DIRECTIONS FOR THIS TASK
From the records below, extract all the text exactly and leave the images behind.

'''

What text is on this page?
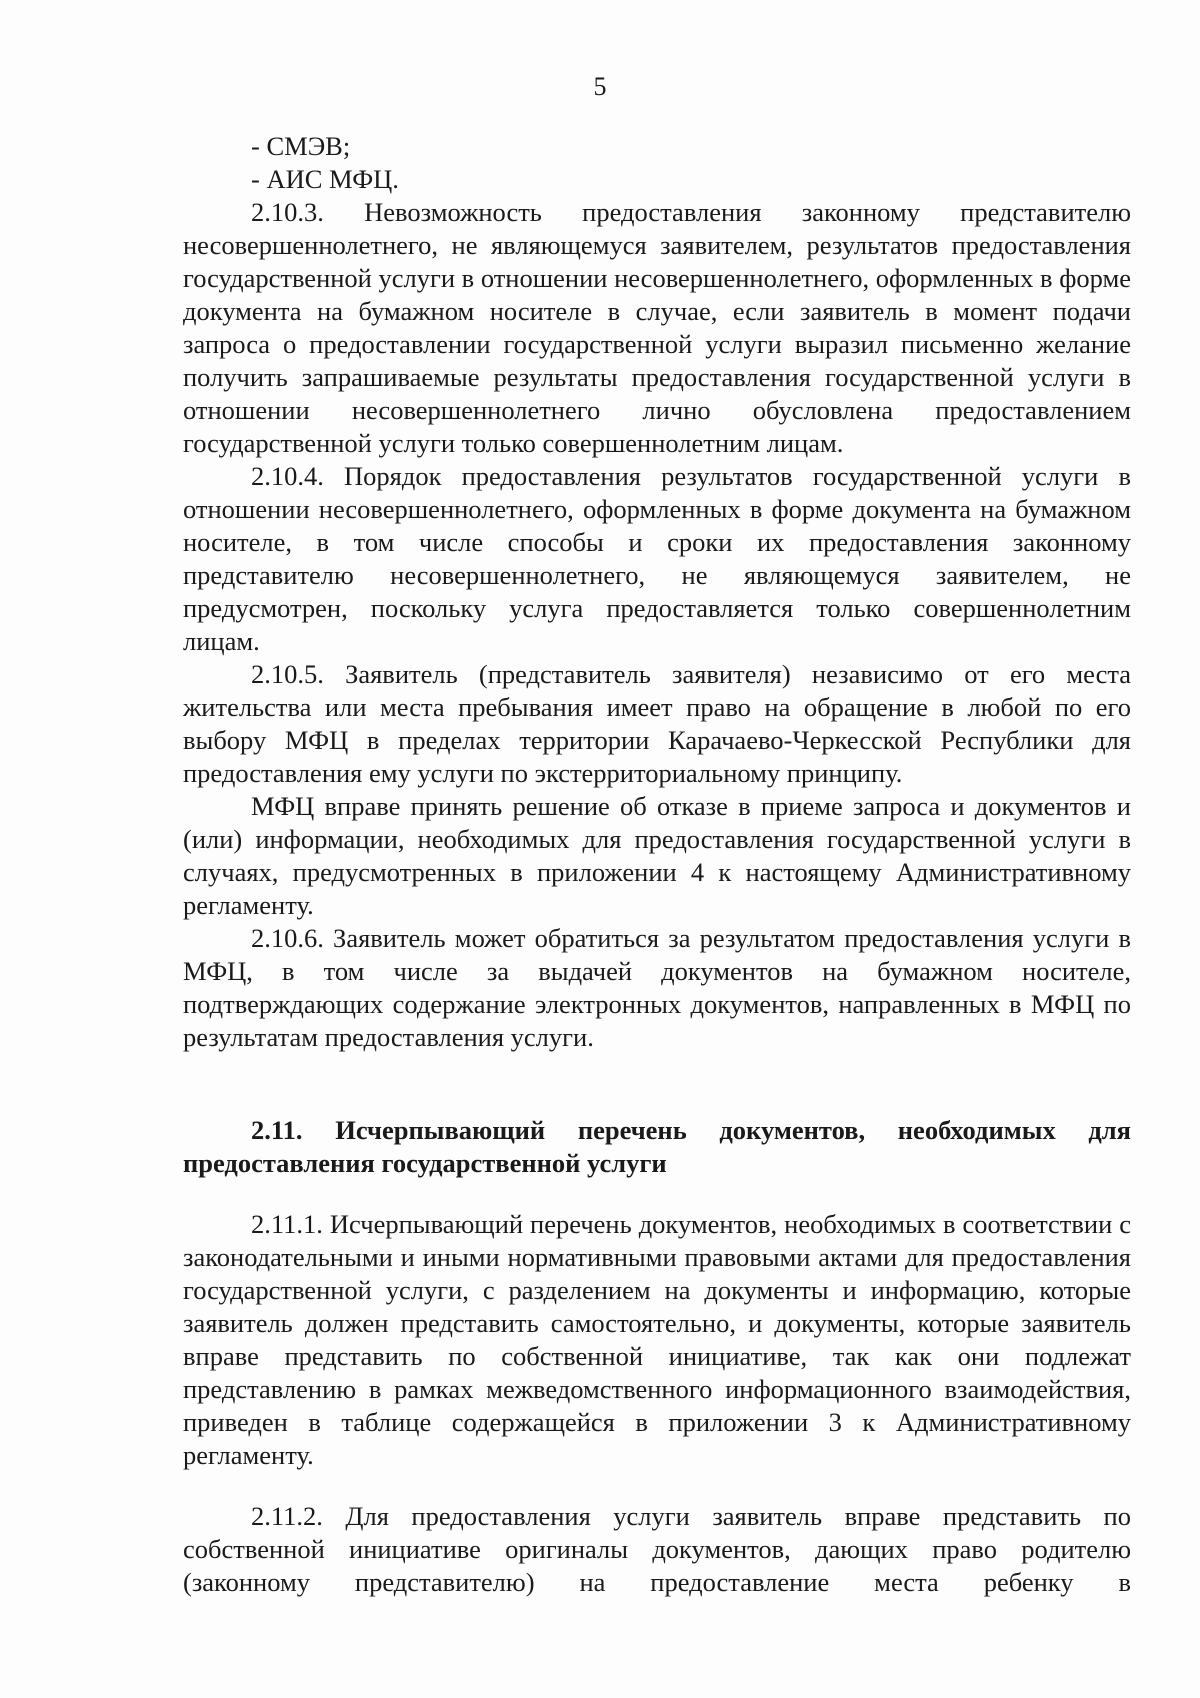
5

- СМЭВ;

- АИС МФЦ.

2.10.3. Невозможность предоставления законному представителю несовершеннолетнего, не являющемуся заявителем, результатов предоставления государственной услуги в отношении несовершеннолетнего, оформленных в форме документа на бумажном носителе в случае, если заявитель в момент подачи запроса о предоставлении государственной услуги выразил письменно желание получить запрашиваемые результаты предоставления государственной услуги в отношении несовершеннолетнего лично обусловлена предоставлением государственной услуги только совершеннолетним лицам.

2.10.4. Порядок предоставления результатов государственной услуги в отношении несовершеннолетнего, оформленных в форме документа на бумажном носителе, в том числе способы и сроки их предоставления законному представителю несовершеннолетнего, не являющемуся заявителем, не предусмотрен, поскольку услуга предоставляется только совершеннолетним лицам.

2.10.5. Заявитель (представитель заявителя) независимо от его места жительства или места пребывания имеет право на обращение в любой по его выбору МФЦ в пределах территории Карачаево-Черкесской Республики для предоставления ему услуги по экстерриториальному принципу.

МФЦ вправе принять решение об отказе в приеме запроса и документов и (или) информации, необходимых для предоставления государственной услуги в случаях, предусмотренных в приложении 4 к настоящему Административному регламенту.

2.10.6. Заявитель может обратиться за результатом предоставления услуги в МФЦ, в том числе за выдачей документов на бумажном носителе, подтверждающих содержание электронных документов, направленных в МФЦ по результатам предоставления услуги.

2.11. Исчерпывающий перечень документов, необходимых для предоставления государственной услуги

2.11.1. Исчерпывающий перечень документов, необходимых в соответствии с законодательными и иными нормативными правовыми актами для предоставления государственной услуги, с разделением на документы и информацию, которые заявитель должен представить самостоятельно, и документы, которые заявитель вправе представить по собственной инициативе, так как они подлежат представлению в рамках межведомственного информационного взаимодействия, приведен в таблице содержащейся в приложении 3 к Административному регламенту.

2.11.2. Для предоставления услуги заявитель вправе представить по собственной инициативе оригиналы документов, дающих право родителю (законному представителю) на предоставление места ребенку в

'''

WRITTEN ANSWER
What text is on this page?
5

- СМЭВ;

- АИС МФЦ.

2.10.3. Невозможность предоставления законному представителю несовершеннолетнего, не являющемуся заявителем, результатов предоставления государственной услуги в отношении несовершеннолетнего, оформленных в форме документа на бумажном носителе в случае, если заявитель в момент подачи запроса о предоставлении государственной услуги выразил письменно желание получить запрашиваемые результаты предоставления государственной услуги в отношении несовершеннолетнего лично обусловлена предоставлением государственной услуги только совершеннолетним лицам.

2.10.4. Порядок предоставления результатов государственной услуги в отношении несовершеннолетнего, оформленных в форме документа на бумажном носителе, в том числе способы и сроки их предоставления законному представителю несовершеннолетнего, не являющемуся заявителем, не предусмотрен, поскольку услуга предоставляется только совершеннолетним лицам.

2.10.5. Заявитель (представитель заявителя) независимо от его места жительства или места пребывания имеет право на обращение в любой по его выбору МФЦ в пределах территории Карачаево-Черкесской Республики для предоставления ему услуги по экстерриториальному принципу.

МФЦ вправе принять решение об отказе в приеме запроса и документов и (или) информации, необходимых для предоставления государственной услуги в случаях, предусмотренных в приложении 4 к настоящему Административному регламенту.

2.10.6. Заявитель может обратиться за результатом предоставления услуги в МФЦ, в том числе за выдачей документов на бумажном носителе, подтверждающих содержание электронных документов, направленных в МФЦ по результатам предоставления услуги.

2.11. Исчерпывающий перечень документов, необходимых для предоставления государственной услуги

2.11.1. Исчерпывающий перечень документов, необходимых в соответствии с законодательными и иными нормативными правовыми актами для предоставления государственной услуги, с разделением на документы и информацию, которые заявитель должен представить самостоятельно, и документы, которые заявитель вправе представить по собственной инициативе, так как они подлежат представлению в рамках межведомственного информационного взаимодействия, приведен в таблице содержащейся в приложении 3 к Административному регламенту.

2.11.2. Для предоставления услуги заявитель вправе представить по собственной инициативе оригиналы документов, дающих право родителю (законному представителю) на предоставление места ребенку в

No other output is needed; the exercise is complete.